───── Page extract ─────

No significant difference in OPA values among patients with TAO and healthy controls was found in our study (paired t test, p=0.23). Several studies concluded that the OPA measurements can potentially be an important milestone in the detection and follow-up of glaucoma, but only when IOP is above the normal values (13). All enrolled subjects in our study had IOP within the normal range, and there was no significant difference in IOP between the tested groups, either when measured with GAT or DCT (paired t test, p=0.1 and p=0.2). Here we have to point out the importance of IOP measurement in TAO in primary, up, and downgaze, as pointed out by Kalmann and Mourits (5). Unfortunately, DCT measurements are practically impossible to take in gaze directions other than primary, so our study lacks data on IOP and OPA values in different gaze directions.
Alimgil et al (15) showed that OPA in patients with TAO with pronounced orbital involvement is significantly lower compared to patients with TAO with no ocular involvement. According to Alimgil et al, reduced OPA could be due to orbital edema and swelling, which can cause a relative decrease of arterial filling facility of the choroid, or the increase of intraorbital pressure may prevent the eye from pulsating mechanically. The results of this study implicated that the measurement of OPA could be a useful parameter for discrimination and classification of orbital involvement in patients with TAO.
Unlike the results of our study, Tsai et al (16) observed a significant decrease in pulse amplitude, pulse volume, and pulsatile ocular blood flow in patients with TAO. The difference in results could partially be due to a different technique used for assessing ocular blood flow, but is more likely a consequence of the fact that there was a significant difference in IOP between the tested groups in 2 studies by Tsai et al. Selected patients with pronounced ophthalmopathy in the Tsai et al study had significantly lower pulse amplitude, pulse volume, and pulse ocular blood flow, but also higher IOP values. Nevertheless, the difference was not noted when they compared patients without ophthalmopathy and healthy controls. This is in agreement with the results of our study, since we could not detect a significant difference between the OPA values in healthy subjects and subjects with TAO who had IOP within the statistically normal range. This can lead us to conclude that drastic disturbances have to take place in the orbit of the patient with TAO to initiate a cascade of changes in ocular perfusion.
Despite the controversial statistics on probability of getting glaucoma associated with TAO obtained so far, and the results of our study, which show no direct changes in OPA values in TAO, we stress the need for carefully monitoring IOP in all patients with TAO.

───── Stored data ─────

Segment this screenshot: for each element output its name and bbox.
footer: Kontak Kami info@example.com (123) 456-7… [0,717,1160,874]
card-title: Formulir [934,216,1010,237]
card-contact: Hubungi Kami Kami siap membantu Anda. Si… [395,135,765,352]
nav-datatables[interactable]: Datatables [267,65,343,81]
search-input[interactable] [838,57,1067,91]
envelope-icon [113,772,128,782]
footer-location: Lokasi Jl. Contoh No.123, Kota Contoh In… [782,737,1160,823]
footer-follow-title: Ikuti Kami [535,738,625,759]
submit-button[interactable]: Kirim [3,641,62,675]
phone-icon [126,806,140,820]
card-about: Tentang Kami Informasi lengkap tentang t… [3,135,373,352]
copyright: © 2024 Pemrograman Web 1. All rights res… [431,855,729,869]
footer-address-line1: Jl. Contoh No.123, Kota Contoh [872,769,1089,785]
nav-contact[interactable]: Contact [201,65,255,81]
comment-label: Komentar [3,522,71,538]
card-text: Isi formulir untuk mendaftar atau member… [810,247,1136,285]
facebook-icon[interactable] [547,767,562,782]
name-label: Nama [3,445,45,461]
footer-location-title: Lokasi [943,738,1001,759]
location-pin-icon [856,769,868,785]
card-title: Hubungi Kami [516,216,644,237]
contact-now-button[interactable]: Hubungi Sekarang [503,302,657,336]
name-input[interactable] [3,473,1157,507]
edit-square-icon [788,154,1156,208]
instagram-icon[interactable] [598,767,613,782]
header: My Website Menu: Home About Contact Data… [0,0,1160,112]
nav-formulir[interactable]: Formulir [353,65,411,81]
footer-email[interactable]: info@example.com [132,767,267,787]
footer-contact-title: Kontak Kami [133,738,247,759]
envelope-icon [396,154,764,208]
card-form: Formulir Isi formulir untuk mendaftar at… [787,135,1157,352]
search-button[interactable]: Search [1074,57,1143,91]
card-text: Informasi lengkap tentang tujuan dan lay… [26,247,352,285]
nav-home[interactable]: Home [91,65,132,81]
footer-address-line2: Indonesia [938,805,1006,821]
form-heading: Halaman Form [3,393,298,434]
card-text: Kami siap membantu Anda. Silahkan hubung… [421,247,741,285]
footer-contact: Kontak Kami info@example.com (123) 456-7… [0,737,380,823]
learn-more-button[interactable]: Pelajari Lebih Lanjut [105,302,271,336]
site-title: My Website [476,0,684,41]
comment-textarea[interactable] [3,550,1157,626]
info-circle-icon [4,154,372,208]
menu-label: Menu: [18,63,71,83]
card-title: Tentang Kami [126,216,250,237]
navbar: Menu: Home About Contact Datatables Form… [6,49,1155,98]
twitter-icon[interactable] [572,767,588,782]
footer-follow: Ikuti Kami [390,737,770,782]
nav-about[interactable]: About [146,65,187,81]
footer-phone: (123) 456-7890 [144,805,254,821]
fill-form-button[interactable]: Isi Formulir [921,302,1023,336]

─────

■ Directions for this task:
Answer these questions about the discussion of ocular pulse amplitude in TAO:
(a) What p value did the paired t test give for the OPA comparison between patients with TAO and healthy controls?
(b) According to Alimgil et al, what two factors could cause reduced OPA?
(c) Besides lower pulse amplitude, pulse volume, and pulse ocular blood flow, what did the selected patients with pronounced ophthalmopathy in the Tsai et al study have?
The records have nothing to do with the text.

■ Solved exercise:
(a) p=0.23.
(b) Orbital edema and swelling, which can cause a relative decrease of arterial filling facility of the choroid, or increased intraorbital pressure, which may prevent the eye from pulsating mechanically.
(c) Higher IOP values.